» EXTRACTED RECORDS
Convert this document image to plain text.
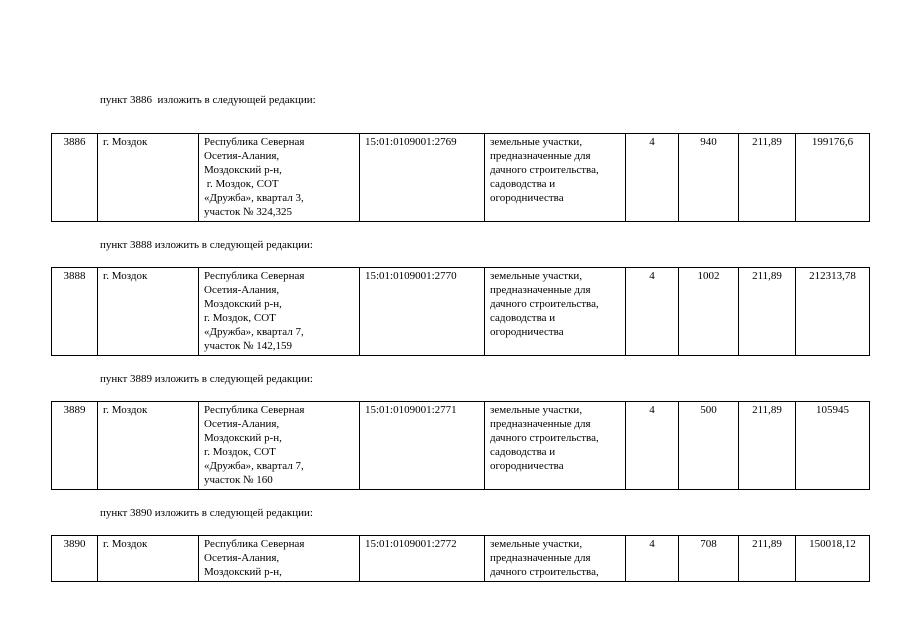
пункт 3886  изложить в следующей редакции:
3886	г. Моздок	Республика Северная
Осетия-Алания,
Моздокский р-н,
г. Моздок, СОТ
«Дружба», квартал 3,
участок № 324,325
	15:01:0109001:2769	земельные участки,
предназначенные для
дачного строительства,
садоводства и
огородничества
	4	940	211,89	199176,6
пункт 3888 изложить в следующей редакции:
3888	г. Моздок	Республика Северная
Осетия-Алания,
Моздокский р-н,
г. Моздок, СОТ
«Дружба», квартал 7,
участок № 142,159
	15:01:0109001:2770	земельные участки,
предназначенные для
дачного строительства,
садоводства и
огородничества
	4	1002	211,89	212313,78
пункт 3889 изложить в следующей редакции:
3889	г. Моздок	Республика Северная
Осетия-Алания,
Моздокский р-н,
г. Моздок, СОТ
«Дружба», квартал 7,
участок № 160
	15:01:0109001:2771	земельные участки,
предназначенные для
дачного строительства,
садоводства и
огородничества
	4	500	211,89	105945
пункт 3890 изложить в следующей редакции:
3890	г. Моздок	Республика Северная
Осетия-Алания,
Моздокский р-н,
	15:01:0109001:2772	земельные участки,
предназначенные для
дачного строительства,
	4	708	211,89	150018,12
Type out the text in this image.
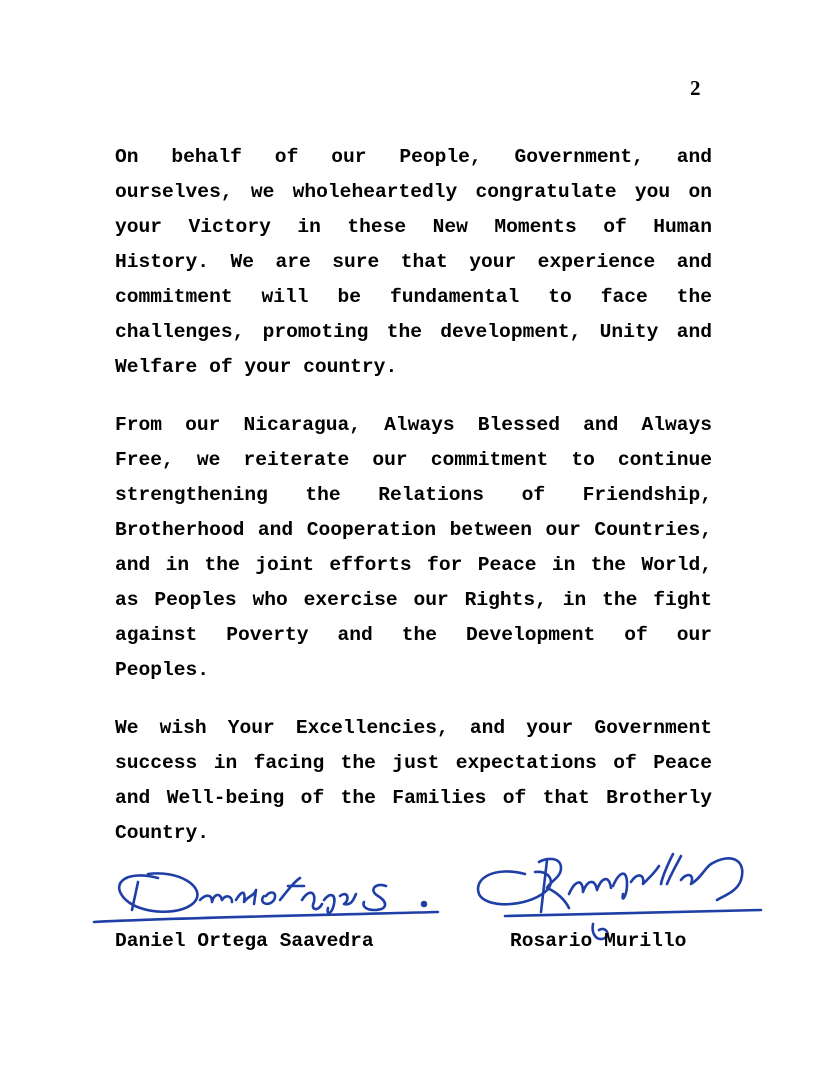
2

On behalf of our People, Government, and ourselves, we wholeheartedly congratulate you on your Victory in these New Moments of Human History. We are sure that your experience and commitment will be fundamental to face the challenges, promoting the development, Unity and Welfare of your country.

From our Nicaragua, Always Blessed and Always Free, we reiterate our commitment to continue strengthening the Relations of Friendship, Brotherhood and Cooperation between our Countries, and in the joint efforts for Peace in the World, as Peoples who exercise our Rights, in the fight against Poverty and the Development of our Peoples.

We wish Your Excellencies, and your Government success in facing the just expectations of Peace and Well-being of the Families of that Brotherly Country.

Daniel Ortega Saavedra	Rosario Murillo
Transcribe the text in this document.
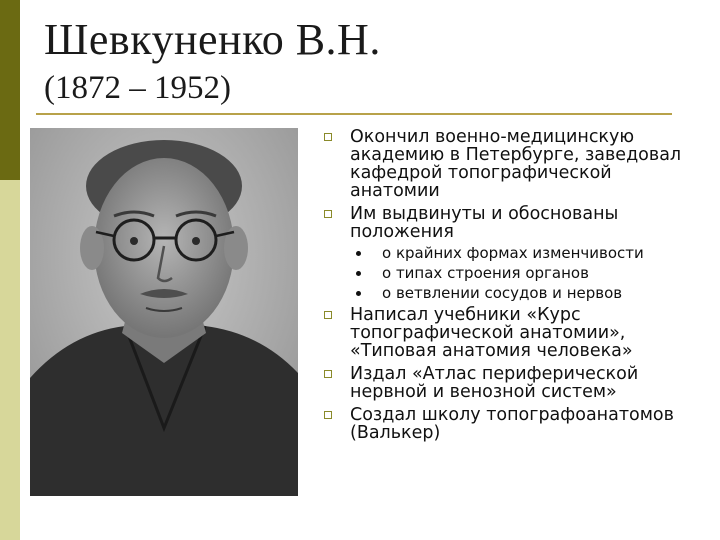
Шевкуненко В.Н.
(1872 – 1952)
Окончил военно-медицинскую академию в Петербурге, заведовал кафедрой топографической анатомии
Им выдвинуты и обоснованы положения
о крайних формах изменчивости
о типах строения органов
о ветвлении сосудов и нервов
Написал учебники «Курс топографической анатомии», «Типовая анатомия человека»
Издал «Атлас периферической нервной и венозной систем»
Создал школу топографоанатомов (Валькер)
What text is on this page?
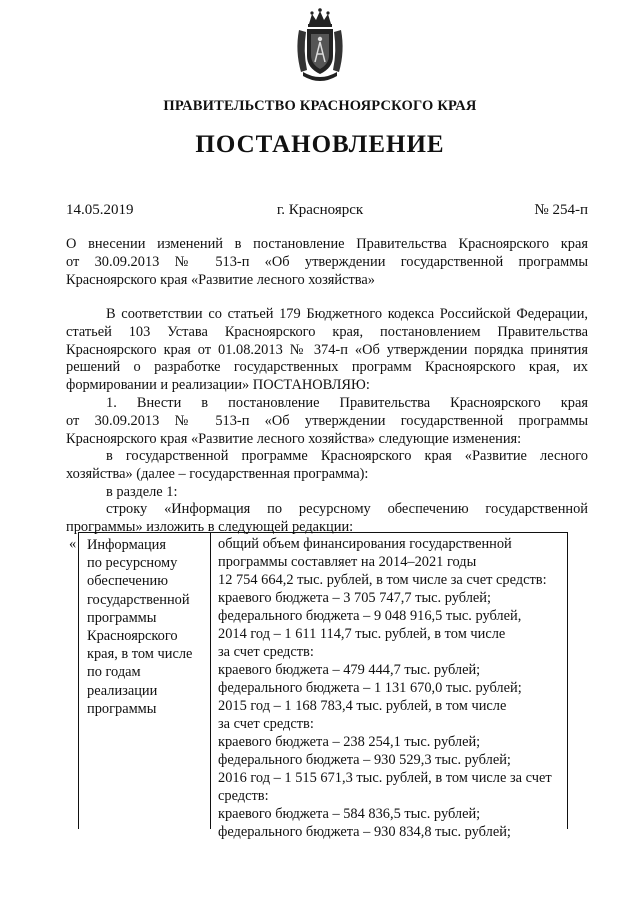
ПРАВИТЕЛЬСТВО КРАСНОЯРСКОГО КРАЯ
ПОСТАНОВЛЕНИЕ
14.05.2019	г. Красноярск	№ 254-п
О внесении изменений в постановление Правительства Красноярского края
от 30.09.2013 № 513-п «Об утверждении государственной программы
Красноярского края «Развитие лесного хозяйства»
В соответствии со статьей 179 Бюджетного кодекса Российской Федерации,
статьей 103 Устава Красноярского края, постановлением Правительства
Красноярского края от 01.08.2013 № 374-п «Об утверждении порядка принятия
решений о разработке государственных программ Красноярского края, их
формировании и реализации» ПОСТАНОВЛЯЮ:
1. Внести в постановление Правительства Красноярского края
от 30.09.2013 № 513-п «Об утверждении государственной программы
Красноярского края «Развитие лесного хозяйства» следующие изменения:
в государственной программе Красноярского края «Развитие лесного
хозяйства» (далее – государственная программа):
в разделе 1:
строку «Информация по ресурсному обеспечению государственной
программы» изложить в следующей редакции:
« Информация
по ресурсному
обеспечению
государственной
программы
Красноярского
края, в том числе
по годам
реализации
программы
общий объем финансирования государственной
программы составляет на 2014–2021 годы
12 754 664,2 тыс. рублей, в том числе за счет средств:
краевого бюджета – 3 705 747,7 тыс. рублей;
федерального бюджета – 9 048 916,5 тыс. рублей,
2014 год – 1 611 114,7 тыс. рублей, в том числе
за счет средств:
краевого бюджета – 479 444,7 тыс. рублей;
федерального бюджета – 1 131 670,0 тыс. рублей;
2015 год – 1 168 783,4 тыс. рублей, в том числе
за счет средств:
краевого бюджета – 238 254,1 тыс. рублей;
федерального бюджета – 930 529,3 тыс. рублей;
2016 год – 1 515 671,3 тыс. рублей, в том числе за счет
средств:
краевого бюджета – 584 836,5 тыс. рублей;
федерального бюджета – 930 834,8 тыс. рублей;
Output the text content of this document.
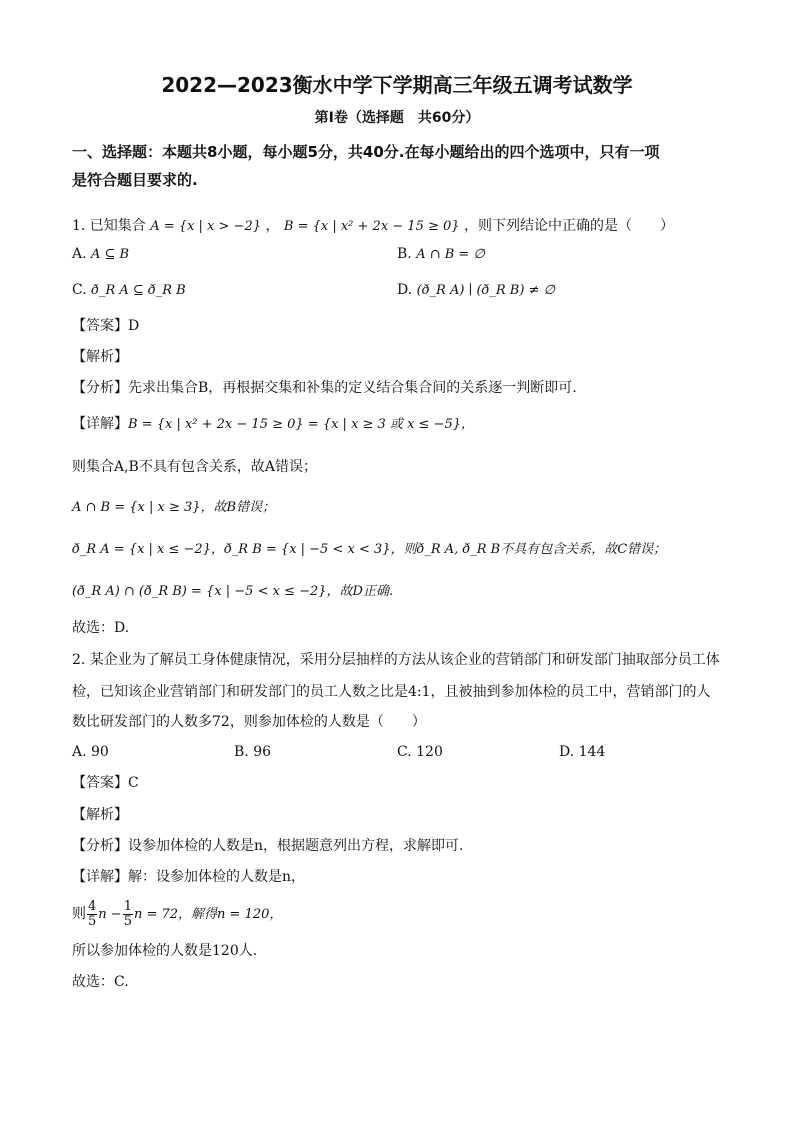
2022—2023衡水中学下学期高三年级五调考试数学
第I卷（选择题　共60分）
一、选择题：本题共8小题，每小题5分，共40分.在每小题给出的四个选项中，只有一项
是符合题目要求的.
1. 已知集合 A = {x | x > −2} ， B = {x | x² + 2x − 15 ≥ 0} ，则下列结论中正确的是（　　）
A. A ⊆ B	B. A ∩ B = ∅
C. ð_R A ⊆ ð_R B	D. (ð_R A) ∣ (ð_R B) ≠ ∅
【答案】D
【解析】
【分析】先求出集合B，再根据交集和补集的定义结合集合间的关系逐一判断即可.
【详解】B = {x | x² + 2x − 15 ≥ 0} = {x | x ≥ 3 或 x ≤ −5}，
则集合A,B不具有包含关系，故A错误；
A ∩ B = {x | x ≥ 3}，故B错误；
ð_R A = {x | x ≤ −2}，ð_R B = {x | −5 < x < 3}，则ð_R A, ð_R B不具有包含关系，故C错误；
(ð_R A) ∩ (ð_R B) = {x | −5 < x ≤ −2}，故D正确.
故选：D.
2. 某企业为了解员工身体健康情况，采用分层抽样的方法从该企业的营销部门和研发部门抽取部分员工体
检，已知该企业营销部门和研发部门的员工人数之比是4:1，且被抽到参加体检的员工中，营销部门的人
数比研发部门的人数多72，则参加体检的人数是（　　）
A. 90	B. 96	C. 120	D. 144
【答案】C
【解析】
【分析】设参加体检的人数是n，根据题意列出方程，求解即可.
【详解】解：设参加体检的人数是n，
则 $\frac{4}{5}$ $n - \frac{1}{5}$ n = 72，解得n = 120，
所以参加体检的人数是120人.
故选：C.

» REQUIREMENT
Omit every image. Quote each record exactly.

» CORRECT RESULT
Convert this document image to plain text.
пункт 3886  изложить в следующей редакции:
3886	г. Моздок	Республика Северная
Осетия-Алания,
Моздокский р-н,
г. Моздок, СОТ
«Дружба», квартал 3,
участок № 324,325
	15:01:0109001:2769	земельные участки,
предназначенные для
дачного строительства,
садоводства и
огородничества
	4	940	211,89	199176,6
пункт 3888 изложить в следующей редакции:
3888	г. Моздок	Республика Северная
Осетия-Алания,
Моздокский р-н,
г. Моздок, СОТ
«Дружба», квартал 7,
участок № 142,159
	15:01:0109001:2770	земельные участки,
предназначенные для
дачного строительства,
садоводства и
огородничества
	4	1002	211,89	212313,78
пункт 3889 изложить в следующей редакции:
3889	г. Моздок	Республика Северная
Осетия-Алания,
Моздокский р-н,
г. Моздок, СОТ
«Дружба», квартал 7,
участок № 160
	15:01:0109001:2771	земельные участки,
предназначенные для
дачного строительства,
садоводства и
огородничества
	4	500	211,89	105945
пункт 3890 изложить в следующей редакции:
3890	г. Моздок	Республика Северная
Осетия-Алания,
Моздокский р-н,
	15:01:0109001:2772	земельные участки,
предназначенные для
дачного строительства,
	4	708	211,89	150018,12
Type out the text in this image.
2

On behalf of our People, Government, and ourselves, we wholeheartedly congratulate you on your Victory in these New Moments of Human History. We are sure that your experience and commitment will be fundamental to face the challenges, promoting the development, Unity and Welfare of your country.

From our Nicaragua, Always Blessed and Always Free, we reiterate our commitment to continue strengthening the Relations of Friendship, Brotherhood and Cooperation between our Countries, and in the joint efforts for Peace in the World, as Peoples who exercise our Rights, in the fight against Poverty and the Development of our Peoples.

We wish Your Excellencies, and your Government success in facing the just expectations of Peace and Well-being of the Families of that Brotherly Country.

Daniel Ortega Saavedra	Rosario Murillo
Transcribe the text in this document.
Шевкуненко В.Н.
(1872 – 1952)
Окончил военно-медицинскую академию в Петербурге, заведовал кафедрой топографической анатомии
Им выдвинуты и обоснованы положения
о крайних формах изменчивости
о типах строения органов
о ветвлении сосудов и нервов
Написал учебники «Курс топографической анатомии», «Типовая анатомия человека»
Издал «Атлас периферической нервной и венозной систем»
Создал школу топографоанатомов (Валькер)
What text is on this page?
ПРАВИТЕЛЬСТВО КРАСНОЯРСКОГО КРАЯ
ПОСТАНОВЛЕНИЕ
14.05.2019	г. Красноярск	№ 254-п
О внесении изменений в постановление Правительства Красноярского края
от 30.09.2013 № 513-п «Об утверждении государственной программы
Красноярского края «Развитие лесного хозяйства»
В соответствии со статьей 179 Бюджетного кодекса Российской Федерации,
статьей 103 Устава Красноярского края, постановлением Правительства
Красноярского края от 01.08.2013 № 374-п «Об утверждении порядка принятия
решений о разработке государственных программ Красноярского края, их
формировании и реализации» ПОСТАНОВЛЯЮ:
1. Внести в постановление Правительства Красноярского края
от 30.09.2013 № 513-п «Об утверждении государственной программы
Красноярского края «Развитие лесного хозяйства» следующие изменения:
в государственной программе Красноярского края «Развитие лесного
хозяйства» (далее – государственная программа):
в разделе 1:
строку «Информация по ресурсному обеспечению государственной
программы» изложить в следующей редакции:
« Информация
по ресурсному
обеспечению
государственной
программы
Красноярского
края, в том числе
по годам
реализации
программы
общий объем финансирования государственной
программы составляет на 2014–2021 годы
12 754 664,2 тыс. рублей, в том числе за счет средств:
краевого бюджета – 3 705 747,7 тыс. рублей;
федерального бюджета – 9 048 916,5 тыс. рублей,
2014 год – 1 611 114,7 тыс. рублей, в том числе
за счет средств:
краевого бюджета – 479 444,7 тыс. рублей;
федерального бюджета – 1 131 670,0 тыс. рублей;
2015 год – 1 168 783,4 тыс. рублей, в том числе
за счет средств:
краевого бюджета – 238 254,1 тыс. рублей;
федерального бюджета – 930 529,3 тыс. рублей;
2016 год – 1 515 671,3 тыс. рублей, в том числе за счет
средств:
краевого бюджета – 584 836,5 тыс. рублей;
федерального бюджета – 930 834,8 тыс. рублей;
Output the text content of this document.
2022—2023衡水中学下学期高三年级五调考试数学
第I卷（选择题　共60分）
一、选择题：本题共8小题，每小题5分，共40分.在每小题给出的四个选项中，只有一项
是符合题目要求的.
1. 已知集合 A = {x | x > −2} ， B = {x | x² + 2x − 15 ≥ 0} ，则下列结论中正确的是（　　）
A. A ⊆ B	B. A ∩ B = ∅
C. ð_R A ⊆ ð_R B	D. (ð_R A) ∣ (ð_R B) ≠ ∅
【答案】D
【解析】
【分析】先求出集合B，再根据交集和补集的定义结合集合间的关系逐一判断即可.
【详解】B = {x | x² + 2x − 15 ≥ 0} = {x | x ≥ 3 或 x ≤ −5}，
则集合A,B不具有包含关系，故A错误；
A ∩ B = {x | x ≥ 3}，故B错误；
ð_R A = {x | x ≤ −2}，ð_R B = {x | −5 < x < 3}，则ð_R A, ð_R B不具有包含关系，故C错误；
(ð_R A) ∩ (ð_R B) = {x | −5 < x ≤ −2}，故D正确.
故选：D.
2. 某企业为了解员工身体健康情况，采用分层抽样的方法从该企业的营销部门和研发部门抽取部分员工体
检，已知该企业营销部门和研发部门的员工人数之比是4:1，且被抽到参加体检的员工中，营销部门的人
数比研发部门的人数多72，则参加体检的人数是（　　）
A. 90	B. 96	C. 120	D. 144
【答案】C
【解析】
【分析】设参加体检的人数是n，根据题意列出方程，求解即可.
【详解】解：设参加体检的人数是n，
则 $\frac{4}{5}$ $n - \frac{1}{5}$ n = 72，解得n = 120，
所以参加体检的人数是120人.
故选：C.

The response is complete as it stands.